• [Figure dataset records]
++++++++++

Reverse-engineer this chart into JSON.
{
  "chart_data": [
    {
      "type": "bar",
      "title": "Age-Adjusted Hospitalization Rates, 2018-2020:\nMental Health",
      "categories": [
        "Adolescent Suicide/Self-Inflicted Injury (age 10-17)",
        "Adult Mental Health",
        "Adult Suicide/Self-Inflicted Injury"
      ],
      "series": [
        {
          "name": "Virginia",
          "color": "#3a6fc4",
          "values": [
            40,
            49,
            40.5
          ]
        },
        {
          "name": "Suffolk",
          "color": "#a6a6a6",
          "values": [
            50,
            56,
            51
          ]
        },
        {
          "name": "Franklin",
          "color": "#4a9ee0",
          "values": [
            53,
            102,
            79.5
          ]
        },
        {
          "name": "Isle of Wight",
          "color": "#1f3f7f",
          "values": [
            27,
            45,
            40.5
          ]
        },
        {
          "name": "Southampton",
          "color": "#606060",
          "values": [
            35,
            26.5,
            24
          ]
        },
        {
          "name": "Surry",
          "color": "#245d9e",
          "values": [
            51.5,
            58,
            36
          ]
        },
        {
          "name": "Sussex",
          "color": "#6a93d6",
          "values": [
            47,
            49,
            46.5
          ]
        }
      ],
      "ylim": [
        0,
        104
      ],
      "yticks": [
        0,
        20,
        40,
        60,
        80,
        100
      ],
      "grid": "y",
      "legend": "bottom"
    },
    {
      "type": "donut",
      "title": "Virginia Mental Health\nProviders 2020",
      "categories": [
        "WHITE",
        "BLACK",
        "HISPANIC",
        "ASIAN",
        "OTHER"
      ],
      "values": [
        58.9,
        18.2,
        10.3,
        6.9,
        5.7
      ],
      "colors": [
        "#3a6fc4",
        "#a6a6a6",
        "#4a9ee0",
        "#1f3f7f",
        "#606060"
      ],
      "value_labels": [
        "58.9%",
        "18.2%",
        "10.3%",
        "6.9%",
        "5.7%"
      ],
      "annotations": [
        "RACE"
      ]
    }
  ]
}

++++++++++

• [EXERCISE INSTRUCTIONS]
Please copy out each record, character for character.

• [OUTPUT]
Reverse-engineer this chart into JSON.
{
  "chart_data": [
    {
      "type": "bar",
      "title": "Age-Adjusted Hospitalization Rates, 2018-2020:\nMental Health",
      "categories": [
        "Adolescent Suicide/Self-Inflicted Injury (age 10-17)",
        "Adult Mental Health",
        "Adult Suicide/Self-Inflicted Injury"
      ],
      "series": [
        {
          "name": "Virginia",
          "color": "#3a6fc4",
          "values": [
            40,
            49,
            40.5
          ]
        },
        {
          "name": "Suffolk",
          "color": "#a6a6a6",
          "values": [
            50,
            56,
            51
          ]
        },
        {
          "name": "Franklin",
          "color": "#4a9ee0",
          "values": [
            53,
            102,
            79.5
          ]
        },
        {
          "name": "Isle of Wight",
          "color": "#1f3f7f",
          "values": [
            27,
            45,
            40.5
          ]
        },
        {
          "name": "Southampton",
          "color": "#606060",
          "values": [
            35,
            26.5,
            24
          ]
        },
        {
          "name": "Surry",
          "color": "#245d9e",
          "values": [
            51.5,
            58,
            36
          ]
        },
        {
          "name": "Sussex",
          "color": "#6a93d6",
          "values": [
            47,
            49,
            46.5
          ]
        }
      ],
      "ylim": [
        0,
        104
      ],
      "yticks": [
        0,
        20,
        40,
        60,
        80,
        100
      ],
      "grid": "y",
      "legend": "bottom"
    },
    {
      "type": "donut",
      "title": "Virginia Mental Health\nProviders 2020",
      "categories": [
        "WHITE",
        "BLACK",
        "HISPANIC",
        "ASIAN",
        "OTHER"
      ],
      "values": [
        58.9,
        18.2,
        10.3,
        6.9,
        5.7
      ],
      "colors": [
        "#3a6fc4",
        "#a6a6a6",
        "#4a9ee0",
        "#1f3f7f",
        "#606060"
      ],
      "value_labels": [
        "58.9%",
        "18.2%",
        "10.3%",
        "6.9%",
        "5.7%"
      ],
      "annotations": [
        "RACE"
      ]
    }
  ]
}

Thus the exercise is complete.